>> start

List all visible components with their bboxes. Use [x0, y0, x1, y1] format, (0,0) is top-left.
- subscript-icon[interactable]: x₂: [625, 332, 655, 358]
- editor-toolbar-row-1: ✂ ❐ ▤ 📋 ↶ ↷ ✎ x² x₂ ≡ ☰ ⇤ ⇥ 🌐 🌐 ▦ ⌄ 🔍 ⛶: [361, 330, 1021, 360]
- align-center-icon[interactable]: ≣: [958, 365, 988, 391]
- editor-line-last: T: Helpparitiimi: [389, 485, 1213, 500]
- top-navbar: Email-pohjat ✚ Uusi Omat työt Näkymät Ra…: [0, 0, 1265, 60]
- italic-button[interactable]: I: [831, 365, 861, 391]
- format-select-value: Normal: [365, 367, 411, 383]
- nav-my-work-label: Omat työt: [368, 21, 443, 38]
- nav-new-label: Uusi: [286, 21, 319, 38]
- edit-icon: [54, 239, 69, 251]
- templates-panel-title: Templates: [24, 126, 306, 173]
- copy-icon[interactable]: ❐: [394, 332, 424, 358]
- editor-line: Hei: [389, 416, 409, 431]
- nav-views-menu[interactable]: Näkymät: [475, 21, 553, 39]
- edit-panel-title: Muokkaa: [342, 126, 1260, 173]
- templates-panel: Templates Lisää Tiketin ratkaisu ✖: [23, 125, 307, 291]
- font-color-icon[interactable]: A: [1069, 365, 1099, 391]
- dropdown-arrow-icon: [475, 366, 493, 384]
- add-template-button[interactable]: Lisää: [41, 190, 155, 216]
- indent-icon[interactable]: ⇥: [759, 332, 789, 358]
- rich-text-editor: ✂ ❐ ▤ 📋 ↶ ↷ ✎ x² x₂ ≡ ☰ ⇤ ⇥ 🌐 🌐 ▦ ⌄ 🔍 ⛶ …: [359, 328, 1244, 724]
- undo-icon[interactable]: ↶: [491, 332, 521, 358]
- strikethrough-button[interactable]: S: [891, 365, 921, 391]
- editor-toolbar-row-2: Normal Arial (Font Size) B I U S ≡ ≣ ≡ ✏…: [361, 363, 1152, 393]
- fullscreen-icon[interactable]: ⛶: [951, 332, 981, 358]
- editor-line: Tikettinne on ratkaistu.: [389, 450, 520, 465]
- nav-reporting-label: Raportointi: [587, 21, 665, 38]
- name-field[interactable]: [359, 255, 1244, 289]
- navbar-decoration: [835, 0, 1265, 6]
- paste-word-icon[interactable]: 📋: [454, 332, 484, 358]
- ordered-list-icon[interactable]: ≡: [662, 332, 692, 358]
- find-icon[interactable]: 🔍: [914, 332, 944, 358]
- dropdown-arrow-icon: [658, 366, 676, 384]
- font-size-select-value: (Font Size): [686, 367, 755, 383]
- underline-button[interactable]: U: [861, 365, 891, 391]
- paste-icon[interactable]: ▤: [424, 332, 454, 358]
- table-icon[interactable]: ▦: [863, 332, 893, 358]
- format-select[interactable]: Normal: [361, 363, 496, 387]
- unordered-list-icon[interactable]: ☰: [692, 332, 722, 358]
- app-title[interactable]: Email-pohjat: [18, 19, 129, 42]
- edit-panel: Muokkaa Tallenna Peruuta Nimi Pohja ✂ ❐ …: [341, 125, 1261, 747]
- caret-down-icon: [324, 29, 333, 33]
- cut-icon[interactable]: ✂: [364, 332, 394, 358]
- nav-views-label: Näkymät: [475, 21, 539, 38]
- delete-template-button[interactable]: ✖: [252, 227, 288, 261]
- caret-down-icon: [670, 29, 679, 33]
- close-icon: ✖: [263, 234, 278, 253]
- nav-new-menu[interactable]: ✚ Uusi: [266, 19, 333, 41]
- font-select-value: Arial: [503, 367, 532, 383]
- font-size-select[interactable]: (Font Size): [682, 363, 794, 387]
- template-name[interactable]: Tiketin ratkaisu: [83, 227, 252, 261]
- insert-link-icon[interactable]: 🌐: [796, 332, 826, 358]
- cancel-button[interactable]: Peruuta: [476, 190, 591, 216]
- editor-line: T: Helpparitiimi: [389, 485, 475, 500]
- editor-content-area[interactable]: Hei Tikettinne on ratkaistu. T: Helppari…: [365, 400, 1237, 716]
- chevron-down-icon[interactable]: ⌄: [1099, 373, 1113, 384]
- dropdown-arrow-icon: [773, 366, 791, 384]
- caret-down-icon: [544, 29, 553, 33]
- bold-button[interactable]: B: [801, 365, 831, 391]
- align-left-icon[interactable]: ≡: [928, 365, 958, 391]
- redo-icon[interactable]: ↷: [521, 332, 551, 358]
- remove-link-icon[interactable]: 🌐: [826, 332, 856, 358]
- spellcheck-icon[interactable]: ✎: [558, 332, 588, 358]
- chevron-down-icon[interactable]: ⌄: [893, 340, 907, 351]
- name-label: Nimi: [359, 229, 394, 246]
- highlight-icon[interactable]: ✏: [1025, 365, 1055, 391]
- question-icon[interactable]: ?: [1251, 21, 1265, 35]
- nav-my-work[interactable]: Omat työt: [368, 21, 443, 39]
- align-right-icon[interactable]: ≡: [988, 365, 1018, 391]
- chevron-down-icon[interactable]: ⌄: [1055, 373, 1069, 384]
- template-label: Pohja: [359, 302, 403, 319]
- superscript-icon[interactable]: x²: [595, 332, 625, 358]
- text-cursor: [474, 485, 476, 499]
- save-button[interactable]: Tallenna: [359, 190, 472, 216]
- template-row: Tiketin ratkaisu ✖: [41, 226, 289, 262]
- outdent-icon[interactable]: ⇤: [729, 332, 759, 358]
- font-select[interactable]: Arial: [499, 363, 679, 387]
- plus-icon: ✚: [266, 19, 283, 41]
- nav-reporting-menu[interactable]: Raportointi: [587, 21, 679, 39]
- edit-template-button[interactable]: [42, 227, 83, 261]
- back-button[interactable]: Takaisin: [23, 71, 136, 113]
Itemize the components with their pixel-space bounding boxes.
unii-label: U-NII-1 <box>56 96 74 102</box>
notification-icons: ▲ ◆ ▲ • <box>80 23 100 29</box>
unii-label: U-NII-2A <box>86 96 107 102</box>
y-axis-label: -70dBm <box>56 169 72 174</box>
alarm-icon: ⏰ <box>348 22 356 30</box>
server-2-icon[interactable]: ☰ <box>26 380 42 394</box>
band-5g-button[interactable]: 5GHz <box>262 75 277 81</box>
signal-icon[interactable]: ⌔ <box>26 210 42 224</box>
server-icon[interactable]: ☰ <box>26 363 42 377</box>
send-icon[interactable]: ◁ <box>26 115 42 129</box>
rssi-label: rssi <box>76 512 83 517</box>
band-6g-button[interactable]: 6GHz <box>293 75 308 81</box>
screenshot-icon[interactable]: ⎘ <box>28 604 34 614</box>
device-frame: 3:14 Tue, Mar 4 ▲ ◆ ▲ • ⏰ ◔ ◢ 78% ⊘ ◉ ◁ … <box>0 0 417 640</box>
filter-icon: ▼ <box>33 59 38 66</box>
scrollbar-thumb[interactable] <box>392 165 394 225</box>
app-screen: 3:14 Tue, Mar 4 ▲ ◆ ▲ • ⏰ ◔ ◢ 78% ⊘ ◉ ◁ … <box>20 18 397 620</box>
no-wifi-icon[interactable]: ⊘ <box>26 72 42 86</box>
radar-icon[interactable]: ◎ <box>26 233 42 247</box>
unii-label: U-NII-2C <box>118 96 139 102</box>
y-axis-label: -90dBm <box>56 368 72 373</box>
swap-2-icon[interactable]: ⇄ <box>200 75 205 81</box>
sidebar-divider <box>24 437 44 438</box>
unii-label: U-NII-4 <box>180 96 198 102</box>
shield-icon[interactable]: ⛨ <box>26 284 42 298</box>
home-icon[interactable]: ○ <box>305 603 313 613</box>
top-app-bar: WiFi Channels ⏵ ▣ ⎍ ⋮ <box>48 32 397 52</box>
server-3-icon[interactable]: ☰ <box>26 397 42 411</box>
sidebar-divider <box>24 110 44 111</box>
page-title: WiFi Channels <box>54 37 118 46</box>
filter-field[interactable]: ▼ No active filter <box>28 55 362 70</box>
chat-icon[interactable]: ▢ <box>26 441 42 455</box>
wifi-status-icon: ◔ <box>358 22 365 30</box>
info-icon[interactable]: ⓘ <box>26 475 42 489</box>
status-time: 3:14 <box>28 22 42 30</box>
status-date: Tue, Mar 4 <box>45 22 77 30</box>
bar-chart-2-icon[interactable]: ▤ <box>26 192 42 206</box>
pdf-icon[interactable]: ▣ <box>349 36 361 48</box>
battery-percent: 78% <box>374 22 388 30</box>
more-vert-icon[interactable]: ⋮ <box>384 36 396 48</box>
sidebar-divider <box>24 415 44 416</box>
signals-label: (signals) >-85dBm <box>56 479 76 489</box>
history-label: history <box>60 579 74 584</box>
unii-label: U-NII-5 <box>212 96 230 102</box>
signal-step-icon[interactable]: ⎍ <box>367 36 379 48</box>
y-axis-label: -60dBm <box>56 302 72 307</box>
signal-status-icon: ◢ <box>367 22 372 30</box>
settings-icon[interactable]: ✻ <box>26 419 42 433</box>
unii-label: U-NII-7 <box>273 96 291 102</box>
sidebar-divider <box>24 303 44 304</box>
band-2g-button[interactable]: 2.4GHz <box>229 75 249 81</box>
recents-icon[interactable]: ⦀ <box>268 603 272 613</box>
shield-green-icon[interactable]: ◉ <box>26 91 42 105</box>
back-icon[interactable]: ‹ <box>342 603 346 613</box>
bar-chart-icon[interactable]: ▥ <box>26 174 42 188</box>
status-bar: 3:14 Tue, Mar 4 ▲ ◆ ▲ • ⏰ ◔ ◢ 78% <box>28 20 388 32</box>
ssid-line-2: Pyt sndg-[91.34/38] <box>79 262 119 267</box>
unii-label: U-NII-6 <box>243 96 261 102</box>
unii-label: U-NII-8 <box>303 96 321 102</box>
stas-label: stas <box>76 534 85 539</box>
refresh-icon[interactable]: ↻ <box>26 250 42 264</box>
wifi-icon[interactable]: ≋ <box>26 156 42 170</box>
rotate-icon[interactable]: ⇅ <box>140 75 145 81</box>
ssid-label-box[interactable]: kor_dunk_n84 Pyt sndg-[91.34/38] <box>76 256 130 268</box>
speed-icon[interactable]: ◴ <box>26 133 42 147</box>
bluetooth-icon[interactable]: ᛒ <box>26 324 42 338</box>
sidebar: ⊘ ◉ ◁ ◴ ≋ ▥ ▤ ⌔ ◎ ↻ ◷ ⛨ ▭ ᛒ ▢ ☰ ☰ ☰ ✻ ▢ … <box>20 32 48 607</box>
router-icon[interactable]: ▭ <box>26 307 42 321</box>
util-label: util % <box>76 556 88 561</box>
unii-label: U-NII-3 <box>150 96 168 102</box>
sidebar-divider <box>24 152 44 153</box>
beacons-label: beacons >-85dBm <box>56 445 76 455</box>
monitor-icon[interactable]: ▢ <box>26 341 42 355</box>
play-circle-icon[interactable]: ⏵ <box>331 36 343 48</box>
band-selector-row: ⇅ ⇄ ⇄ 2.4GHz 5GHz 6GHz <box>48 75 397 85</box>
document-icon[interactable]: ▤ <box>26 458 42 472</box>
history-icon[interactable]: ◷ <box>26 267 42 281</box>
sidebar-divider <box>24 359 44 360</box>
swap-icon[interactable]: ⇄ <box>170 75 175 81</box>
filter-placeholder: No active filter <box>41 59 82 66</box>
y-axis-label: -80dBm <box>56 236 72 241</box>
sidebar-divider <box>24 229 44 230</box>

>> end

Rewrite the lines from the first one through the line containing "- add-template-button[interactable]: Lisää: [41, 190, 155, 216]", swapping "Normal" for "Paragraph" and changing nothing else.

List all visible components with their bboxes. Use [x0, y0, x1, y1] format, (0,0) is top-left.
- subscript-icon[interactable]: x₂: [625, 332, 655, 358]
- editor-toolbar-row-1: ✂ ❐ ▤ 📋 ↶ ↷ ✎ x² x₂ ≡ ☰ ⇤ ⇥ 🌐 🌐 ▦ ⌄ 🔍 ⛶: [361, 330, 1021, 360]
- align-center-icon[interactable]: ≣: [958, 365, 988, 391]
- editor-line-last: T: Helpparitiimi: [389, 485, 1213, 500]
- top-navbar: Email-pohjat ✚ Uusi Omat työt Näkymät Ra…: [0, 0, 1265, 60]
- italic-button[interactable]: I: [831, 365, 861, 391]
- format-select-value: Paragraph: [365, 367, 411, 383]
- nav-my-work-label: Omat työt: [368, 21, 443, 38]
- nav-new-label: Uusi: [286, 21, 319, 38]
- edit-icon: [54, 239, 69, 251]
- templates-panel-title: Templates: [24, 126, 306, 173]
- copy-icon[interactable]: ❐: [394, 332, 424, 358]
- editor-line: Hei: [389, 416, 409, 431]
- nav-views-menu[interactable]: Näkymät: [475, 21, 553, 39]
- edit-panel-title: Muokkaa: [342, 126, 1260, 173]
- templates-panel: Templates Lisää Tiketin ratkaisu ✖: [23, 125, 307, 291]
- font-color-icon[interactable]: A: [1069, 365, 1099, 391]
- dropdown-arrow-icon: [475, 366, 493, 384]
- add-template-button[interactable]: Lisää: [41, 190, 155, 216]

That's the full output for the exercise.